Exercise: Return each line that holds the word "ylabel".

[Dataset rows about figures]

........

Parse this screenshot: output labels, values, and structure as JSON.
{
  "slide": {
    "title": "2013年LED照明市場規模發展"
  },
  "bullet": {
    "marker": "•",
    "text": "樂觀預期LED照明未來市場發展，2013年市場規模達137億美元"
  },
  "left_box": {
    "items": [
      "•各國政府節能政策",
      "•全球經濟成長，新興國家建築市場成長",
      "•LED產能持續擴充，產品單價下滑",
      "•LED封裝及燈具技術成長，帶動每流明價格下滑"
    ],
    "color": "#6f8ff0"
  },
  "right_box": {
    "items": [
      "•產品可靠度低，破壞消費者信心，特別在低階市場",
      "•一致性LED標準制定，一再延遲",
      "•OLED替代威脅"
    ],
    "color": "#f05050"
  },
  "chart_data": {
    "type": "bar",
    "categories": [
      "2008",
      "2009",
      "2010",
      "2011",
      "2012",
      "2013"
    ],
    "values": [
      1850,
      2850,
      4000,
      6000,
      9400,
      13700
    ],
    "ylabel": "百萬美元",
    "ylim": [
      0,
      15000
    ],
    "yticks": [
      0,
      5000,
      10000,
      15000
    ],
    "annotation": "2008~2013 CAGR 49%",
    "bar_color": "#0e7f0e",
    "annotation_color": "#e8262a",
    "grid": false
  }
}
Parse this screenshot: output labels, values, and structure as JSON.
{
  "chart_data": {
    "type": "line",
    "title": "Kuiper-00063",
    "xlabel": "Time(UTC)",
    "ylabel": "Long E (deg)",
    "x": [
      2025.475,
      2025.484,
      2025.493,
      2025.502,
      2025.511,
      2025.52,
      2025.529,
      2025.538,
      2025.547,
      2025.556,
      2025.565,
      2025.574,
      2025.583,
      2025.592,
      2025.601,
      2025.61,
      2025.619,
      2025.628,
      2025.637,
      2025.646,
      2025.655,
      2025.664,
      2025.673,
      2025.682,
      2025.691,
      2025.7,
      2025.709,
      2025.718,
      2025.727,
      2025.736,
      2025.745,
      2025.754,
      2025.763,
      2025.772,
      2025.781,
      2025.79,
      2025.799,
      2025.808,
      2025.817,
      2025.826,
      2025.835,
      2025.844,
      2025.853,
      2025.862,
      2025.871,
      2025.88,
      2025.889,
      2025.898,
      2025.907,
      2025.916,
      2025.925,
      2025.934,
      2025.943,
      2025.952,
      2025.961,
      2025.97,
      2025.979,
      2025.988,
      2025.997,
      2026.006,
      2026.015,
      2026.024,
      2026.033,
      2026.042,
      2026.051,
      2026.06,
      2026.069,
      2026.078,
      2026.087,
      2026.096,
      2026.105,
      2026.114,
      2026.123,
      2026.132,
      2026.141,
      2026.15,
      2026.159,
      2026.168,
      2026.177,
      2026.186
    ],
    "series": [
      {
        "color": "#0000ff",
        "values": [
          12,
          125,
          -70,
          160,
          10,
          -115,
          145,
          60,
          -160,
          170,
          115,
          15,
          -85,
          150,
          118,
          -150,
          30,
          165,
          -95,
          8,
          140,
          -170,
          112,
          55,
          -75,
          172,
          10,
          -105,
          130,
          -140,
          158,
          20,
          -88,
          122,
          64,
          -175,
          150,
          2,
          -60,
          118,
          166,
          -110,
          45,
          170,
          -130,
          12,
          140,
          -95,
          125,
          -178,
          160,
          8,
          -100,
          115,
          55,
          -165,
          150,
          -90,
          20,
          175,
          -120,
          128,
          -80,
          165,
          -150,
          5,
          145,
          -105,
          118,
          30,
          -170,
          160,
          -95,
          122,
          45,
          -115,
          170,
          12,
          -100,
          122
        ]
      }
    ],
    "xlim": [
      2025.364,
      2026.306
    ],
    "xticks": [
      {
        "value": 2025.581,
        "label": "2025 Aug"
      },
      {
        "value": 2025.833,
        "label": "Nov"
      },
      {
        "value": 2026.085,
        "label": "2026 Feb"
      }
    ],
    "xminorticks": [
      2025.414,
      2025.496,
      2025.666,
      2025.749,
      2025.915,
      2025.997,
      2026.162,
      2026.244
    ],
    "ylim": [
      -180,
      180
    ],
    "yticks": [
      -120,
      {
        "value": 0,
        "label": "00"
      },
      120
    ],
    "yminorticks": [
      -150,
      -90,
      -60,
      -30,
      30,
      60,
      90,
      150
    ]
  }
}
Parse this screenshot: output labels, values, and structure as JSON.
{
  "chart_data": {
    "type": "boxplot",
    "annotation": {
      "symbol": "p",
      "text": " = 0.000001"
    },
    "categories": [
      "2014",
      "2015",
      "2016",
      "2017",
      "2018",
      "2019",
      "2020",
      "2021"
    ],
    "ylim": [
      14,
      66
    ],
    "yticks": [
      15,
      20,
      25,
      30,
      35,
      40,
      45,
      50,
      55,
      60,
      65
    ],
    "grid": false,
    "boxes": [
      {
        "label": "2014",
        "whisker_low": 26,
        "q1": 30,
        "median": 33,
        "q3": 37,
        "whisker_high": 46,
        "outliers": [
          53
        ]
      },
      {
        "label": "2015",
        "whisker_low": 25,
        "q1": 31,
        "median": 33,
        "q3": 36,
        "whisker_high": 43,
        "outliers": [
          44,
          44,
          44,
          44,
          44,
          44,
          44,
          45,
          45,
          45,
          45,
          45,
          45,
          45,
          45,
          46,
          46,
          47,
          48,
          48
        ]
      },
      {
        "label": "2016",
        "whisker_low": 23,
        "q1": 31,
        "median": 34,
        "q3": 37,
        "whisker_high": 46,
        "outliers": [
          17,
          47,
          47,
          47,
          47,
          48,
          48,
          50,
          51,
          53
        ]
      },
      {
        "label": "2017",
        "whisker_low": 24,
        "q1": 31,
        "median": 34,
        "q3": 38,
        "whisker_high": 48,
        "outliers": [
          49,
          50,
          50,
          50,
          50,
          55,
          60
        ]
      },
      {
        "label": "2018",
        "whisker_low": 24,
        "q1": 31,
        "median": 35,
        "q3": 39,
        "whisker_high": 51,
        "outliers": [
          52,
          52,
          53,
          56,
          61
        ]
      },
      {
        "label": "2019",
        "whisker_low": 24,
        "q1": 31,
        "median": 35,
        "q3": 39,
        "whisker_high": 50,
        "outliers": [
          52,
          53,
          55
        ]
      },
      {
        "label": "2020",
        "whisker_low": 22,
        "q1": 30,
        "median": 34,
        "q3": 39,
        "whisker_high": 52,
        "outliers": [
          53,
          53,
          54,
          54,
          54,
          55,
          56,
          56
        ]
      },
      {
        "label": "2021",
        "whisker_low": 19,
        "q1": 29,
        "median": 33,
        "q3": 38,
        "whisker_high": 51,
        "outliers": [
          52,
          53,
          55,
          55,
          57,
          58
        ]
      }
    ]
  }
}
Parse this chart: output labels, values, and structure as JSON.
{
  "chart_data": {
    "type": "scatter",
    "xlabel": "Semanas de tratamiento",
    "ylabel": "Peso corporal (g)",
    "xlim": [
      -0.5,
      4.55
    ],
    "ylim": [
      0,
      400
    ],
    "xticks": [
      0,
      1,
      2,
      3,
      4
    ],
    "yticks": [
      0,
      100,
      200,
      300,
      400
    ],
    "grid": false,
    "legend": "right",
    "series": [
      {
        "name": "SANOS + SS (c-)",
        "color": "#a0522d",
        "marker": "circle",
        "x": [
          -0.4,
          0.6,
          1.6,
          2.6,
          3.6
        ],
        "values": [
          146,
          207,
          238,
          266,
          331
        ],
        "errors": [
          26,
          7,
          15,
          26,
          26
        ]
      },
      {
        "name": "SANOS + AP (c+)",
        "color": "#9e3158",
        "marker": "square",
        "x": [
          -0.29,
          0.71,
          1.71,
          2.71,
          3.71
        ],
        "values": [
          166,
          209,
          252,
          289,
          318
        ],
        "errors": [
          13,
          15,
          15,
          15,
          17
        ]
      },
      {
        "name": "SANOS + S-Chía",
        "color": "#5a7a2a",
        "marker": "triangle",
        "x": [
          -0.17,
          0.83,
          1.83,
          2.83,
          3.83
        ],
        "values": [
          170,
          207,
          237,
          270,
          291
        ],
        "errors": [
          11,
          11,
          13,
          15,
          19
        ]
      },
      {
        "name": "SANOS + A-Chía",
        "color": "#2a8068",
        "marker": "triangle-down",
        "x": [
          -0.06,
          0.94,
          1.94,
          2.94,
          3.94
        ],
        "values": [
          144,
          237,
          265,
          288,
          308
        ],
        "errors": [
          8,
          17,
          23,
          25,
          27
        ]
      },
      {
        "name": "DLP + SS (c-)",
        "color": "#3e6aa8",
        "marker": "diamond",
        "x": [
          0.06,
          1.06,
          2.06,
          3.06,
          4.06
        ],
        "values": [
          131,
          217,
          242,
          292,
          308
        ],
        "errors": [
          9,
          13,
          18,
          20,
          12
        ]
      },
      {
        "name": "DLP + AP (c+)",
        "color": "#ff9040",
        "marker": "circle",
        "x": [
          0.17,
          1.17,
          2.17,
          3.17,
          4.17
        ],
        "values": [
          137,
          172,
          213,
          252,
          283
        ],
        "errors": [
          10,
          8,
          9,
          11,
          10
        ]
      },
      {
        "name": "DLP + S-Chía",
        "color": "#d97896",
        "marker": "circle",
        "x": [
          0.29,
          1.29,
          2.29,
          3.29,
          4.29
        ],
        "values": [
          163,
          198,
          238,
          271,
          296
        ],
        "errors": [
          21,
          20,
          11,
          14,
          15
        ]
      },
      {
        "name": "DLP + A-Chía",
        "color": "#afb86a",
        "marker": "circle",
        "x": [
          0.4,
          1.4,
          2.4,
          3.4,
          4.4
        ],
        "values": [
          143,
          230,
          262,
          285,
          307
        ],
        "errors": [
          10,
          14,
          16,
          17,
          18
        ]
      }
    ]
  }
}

........

Solution to the exercise:
    "ylabel": "百萬美元",
    "ylabel": "Long E (deg)",
    "ylabel": "Peso corporal (g)",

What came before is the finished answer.